Objective –
Gather all lines containing the string "Services" and copy them out.

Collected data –
——
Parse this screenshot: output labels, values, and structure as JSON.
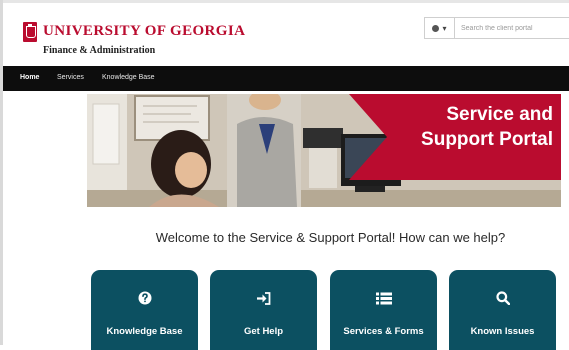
{
  "brand": {
    "title": "UNIVERSITY OF GEORGIA",
    "subtitle": "Finance & Administration"
  },
  "header": {
    "language_caret": "▾",
    "search_placeholder": "Search the client portal"
  },
  "nav": {
    "items": [
      {
        "label": "Home",
        "active": true
      },
      {
        "label": "Services",
        "active": false
      },
      {
        "label": "Knowledge Base",
        "active": false
      }
    ]
  },
  "hero": {
    "title_line1": "Service and",
    "title_line2": "Support Portal",
    "banner_color": "#ba0c2f"
  },
  "welcome": {
    "text": "Welcome to the Service & Support Portal! How can we help?"
  },
  "tiles": [
    {
      "label": "Knowledge Base",
      "icon": "question-circle-icon"
    },
    {
      "label": "Get Help",
      "icon": "sign-in-icon"
    },
    {
      "label": "Services & Forms",
      "icon": "list-icon"
    },
    {
      "label": "Known Issues",
      "icon": "search-icon"
    }
  ],
  "colors": {
    "accent_red": "#ba0c2f",
    "nav_black": "#0d0d0d",
    "tile_teal": "#0c5061"
  }
}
——
Exercise response –
        "label": "Services",
      "label": "Services & Forms",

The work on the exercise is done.